** Zu bearbeiten **
1. Fasse den Textausschnitt in zwei Sätzen zusammen.
2. Stelle bitte die Zeilen aus den Datensätzen von der Zeile mit "level2-index-weight: 12% bbox=[434, 211, 568, 244]" bis zur Zeile mit "level2-index-weight: 10% bbox=[434, 281, 568, 314]", beide eingeschlossen, als Markdown-Tabelle dar. Verwende die Spalten „Nummer“ für die fortlaufende Zeilennummer und „Inhalt“ für die Zeile selbst, und lass Leerzeilen weg.

** Textausschnitt **
----
Vita & Ausstellungen:

Annet Kuska wurde 1972 in Freiburg geboren. Sie wuchs im Hochschwarzwald und in Emmendingen am Kaiserstuhl auf. Nach ihrem Abitur studierte Kuska zunächst Theologie an den Universitäten in Freiburg, Heidelberg und Berlin (Humboldt). 1997 zog sie nach England. Von 1998 bis 2003 studierte sie Freie Kunst an der Kunsthochschule Arts Institute at Bournemouth (heute Arts University at Bournemouth). Von 2003 bis 2009 arbeitete sie als Dozentin für Druckgrafik, Zeichnen und Critical & Historical Studies am Arts Institute at Bournemouth. Darüber hinaus war sie freischaffend tätig.
----
** Vorliegende Daten **
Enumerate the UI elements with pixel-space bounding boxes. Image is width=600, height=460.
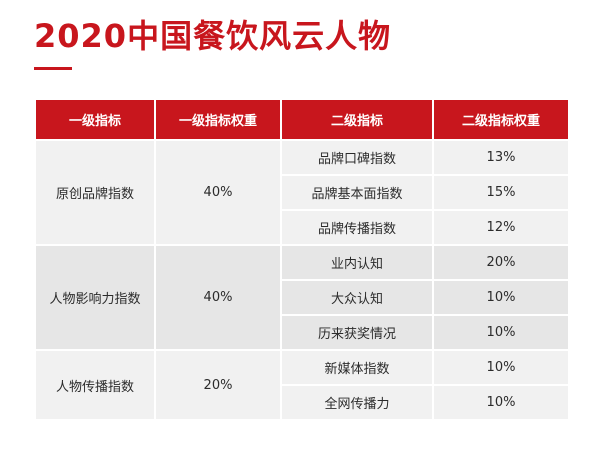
level2-index-weight: 12% bbox=[434, 211, 568, 244]
level2-index-weight: 15% bbox=[434, 176, 568, 209]
table-row: 品牌传播指数 12% bbox=[36, 211, 568, 244]
level2-index-name: 全网传播力 bbox=[282, 386, 432, 419]
level1-index-weight: 40% bbox=[156, 141, 280, 244]
level2-index-name: 品牌传播指数 bbox=[282, 211, 432, 244]
level2-index-name: 新媒体指数 bbox=[282, 351, 432, 384]
level2-index-weight: 13% bbox=[434, 141, 568, 174]
table-row: 原创品牌指数 40% 品牌口碑指数 13% bbox=[36, 141, 568, 244]
level2-index-weight: 10% bbox=[434, 386, 568, 419]
level2-index-name: 品牌口碑指数 bbox=[282, 141, 432, 174]
level2-index-weight: 10% bbox=[434, 281, 568, 314]
table-row: 品牌基本面指数 15% bbox=[36, 176, 568, 209]
level1-index-weight: 40% bbox=[156, 246, 280, 349]
index-weight-table: 一级指标 一级指标权重 二级指标 二级指标权重 原创品牌指数 40% 品牌口碑指… bbox=[34, 98, 570, 421]
level1-index-name: 原创品牌指数 bbox=[36, 141, 154, 244]
level2-index-name: 历来获奖情况 bbox=[282, 316, 432, 349]
level1-index-weight: 20% bbox=[156, 351, 280, 419]
level2-index-weight: 10% bbox=[434, 316, 568, 349]
level2-index-name: 品牌基本面指数 bbox=[282, 176, 432, 209]
level2-index-name: 业内认知 bbox=[282, 246, 432, 279]
header-level1-weight: 一级指标权重 bbox=[156, 100, 280, 139]
table-row: 人物传播指数 20% 新媒体指数 10% bbox=[36, 351, 568, 419]
header-level2-weight: 二级指标权重 bbox=[434, 100, 568, 139]
title-underline bbox=[34, 67, 72, 70]
table-header-row: 一级指标 一级指标权重 二级指标 二级指标权重 bbox=[36, 100, 568, 139]
level1-index-name: 人物影响力指数 bbox=[36, 246, 154, 349]
table-row: 历来获奖情况 10% bbox=[36, 316, 568, 349]
level2-index-weight: 20% bbox=[434, 246, 568, 279]
table-row: 人物影响力指数 40% 业内认知 20% bbox=[36, 246, 568, 349]
table-row: 全网传播力 10% bbox=[36, 386, 568, 419]
header-level2-index: 二级指标 bbox=[282, 100, 432, 139]
level2-index-weight: 10% bbox=[434, 351, 568, 384]
page-title: 2020中国餐饮风云人物 bbox=[34, 17, 392, 55]
header-level1-index: 一级指标 bbox=[36, 100, 154, 139]
level2-index-name: 大众认知 bbox=[282, 281, 432, 314]
table-row: 大众认知 10% bbox=[36, 281, 568, 314]
level1-index-name: 人物传播指数 bbox=[36, 351, 154, 419]
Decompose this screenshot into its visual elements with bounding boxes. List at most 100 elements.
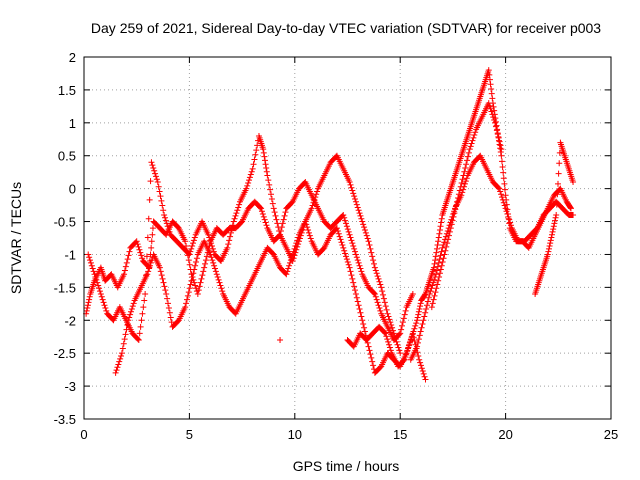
data-point <box>312 194 319 201</box>
y-tick-label: -1 <box>64 247 76 262</box>
data-point <box>359 317 366 324</box>
data-point <box>364 235 371 242</box>
data-point <box>113 367 120 374</box>
data-point <box>372 293 379 300</box>
data-point <box>232 212 239 219</box>
data-point <box>443 243 450 250</box>
data-point <box>405 342 412 349</box>
data-point <box>219 288 226 295</box>
data-point <box>366 242 373 249</box>
data-point <box>397 350 404 357</box>
data-point <box>434 242 441 249</box>
data-point <box>348 272 355 279</box>
data-point <box>370 362 377 369</box>
data-point <box>472 129 479 136</box>
data-point <box>342 253 349 260</box>
data-point <box>144 271 151 278</box>
data-point <box>226 237 233 244</box>
data-point <box>211 265 218 272</box>
plot-frame <box>83 56 612 420</box>
data-point <box>276 227 283 234</box>
data-point <box>545 245 552 252</box>
data-point <box>433 285 440 292</box>
data-point <box>434 263 441 270</box>
data-point <box>354 298 361 305</box>
data-point <box>394 341 401 348</box>
data-point <box>206 234 213 241</box>
data-point <box>97 290 104 297</box>
data-point <box>304 224 311 231</box>
data-point <box>421 291 428 298</box>
data-point <box>465 149 472 156</box>
data-point <box>371 290 378 297</box>
data-point <box>416 305 423 312</box>
data-point <box>192 282 199 289</box>
data-point <box>98 293 105 300</box>
data-point <box>380 295 387 302</box>
data-point <box>431 292 438 299</box>
data-point <box>148 244 155 251</box>
data-point <box>112 369 119 376</box>
data-point <box>187 281 194 288</box>
data-point <box>143 253 150 260</box>
data-point <box>455 195 462 202</box>
data-point <box>163 290 170 297</box>
data-point <box>433 249 440 256</box>
data-point <box>159 275 166 282</box>
data-point <box>248 168 255 175</box>
data-point <box>379 288 386 295</box>
data-point <box>93 276 100 283</box>
data-point <box>339 242 346 249</box>
data-point <box>440 255 447 262</box>
data-point <box>427 288 434 295</box>
data-point <box>415 336 422 343</box>
data-point <box>103 307 110 314</box>
data-point <box>495 134 502 141</box>
data-point <box>548 234 555 241</box>
data-point <box>400 357 407 364</box>
data-point <box>420 317 427 324</box>
data-point <box>411 325 418 332</box>
data-point <box>94 279 101 286</box>
data-point <box>471 132 478 139</box>
data-point <box>245 179 252 186</box>
data-point <box>199 272 206 279</box>
series-track-6 <box>428 100 505 311</box>
x-tick-label: 0 <box>80 427 87 442</box>
data-point <box>141 297 148 304</box>
data-point <box>417 303 424 310</box>
data-point <box>430 264 437 271</box>
data-point <box>428 304 435 311</box>
data-point <box>121 336 128 343</box>
data-point <box>393 338 400 345</box>
data-point <box>416 332 423 339</box>
data-point <box>119 345 126 352</box>
data-point <box>357 265 364 272</box>
data-point <box>305 229 312 236</box>
data-point <box>497 188 504 195</box>
data-point <box>140 304 147 311</box>
data-point <box>353 294 360 301</box>
data-point <box>267 186 274 193</box>
x-tick-label: 15 <box>393 427 407 442</box>
data-point <box>396 331 403 338</box>
data-point <box>448 221 455 228</box>
data-point <box>346 179 353 186</box>
data-point <box>260 146 267 153</box>
data-point <box>373 270 380 277</box>
data-point <box>305 227 312 234</box>
data-point <box>127 311 134 318</box>
data-point <box>373 296 380 303</box>
data-point <box>124 321 131 328</box>
data-point <box>118 350 125 357</box>
data-point <box>431 276 438 283</box>
data-point <box>84 302 91 309</box>
data-point <box>333 225 340 232</box>
data-point <box>555 170 562 177</box>
data-point <box>387 347 394 354</box>
data-point <box>202 260 209 267</box>
data-point <box>86 293 93 300</box>
data-point <box>402 307 409 314</box>
data-point <box>243 185 250 192</box>
data-point <box>209 257 216 264</box>
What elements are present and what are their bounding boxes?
----
** Antworten je Aufgabe **
1. Annet Kuska wurde 1972 in Freiburg geboren, wuchs im Hochschwarzwald und in Emmendingen am Kaiserstuhl auf und studierte nach dem Abitur Theologie in Freiburg, Heidelberg und Berlin. Nach ihrem Umzug nach England 1997 studierte sie von 1998 bis 2003 Freie Kunst am Arts Institute at Bournemouth, lehrte dort von 2003 bis 2009 Druckgrafik, Zeichnen und Critical & Historical Studies und war außerdem freischaffend tätig.

2.
| Nummer | Inhalt |
|---|---|
| 1 | level2-index-weight: 12% bbox=[434, 211, 568, 244] |
| 2 | level2-index-weight: 15% bbox=[434, 176, 568, 209] |
| 3 | table-row: 品牌传播指数 12% bbox=[36, 211, 568, 244] |
| 4 | level2-index-name: 全网传播力 bbox=[282, 386, 432, 419] |
| 5 | level1-index-weight: 40% bbox=[156, 141, 280, 244] |
| 6 | level2-index-name: 品牌传播指数 bbox=[282, 211, 432, 244] |
| 7 | level2-index-name: 新媒体指数 bbox=[282, 351, 432, 384] |
| 8 | level2-index-weight: 13% bbox=[434, 141, 568, 174] |
| 9 | table-row: 原创品牌指数 40% 品牌口碑指数 13% bbox=[36, 141, 568, 244] |
| 10 | level2-index-weight: 10% bbox=[434, 386, 568, 419] |
| 11 | level2-index-name: 品牌口碑指数 bbox=[282, 141, 432, 174] |
| 12 | level2-index-weight: 10% bbox=[434, 281, 568, 314] |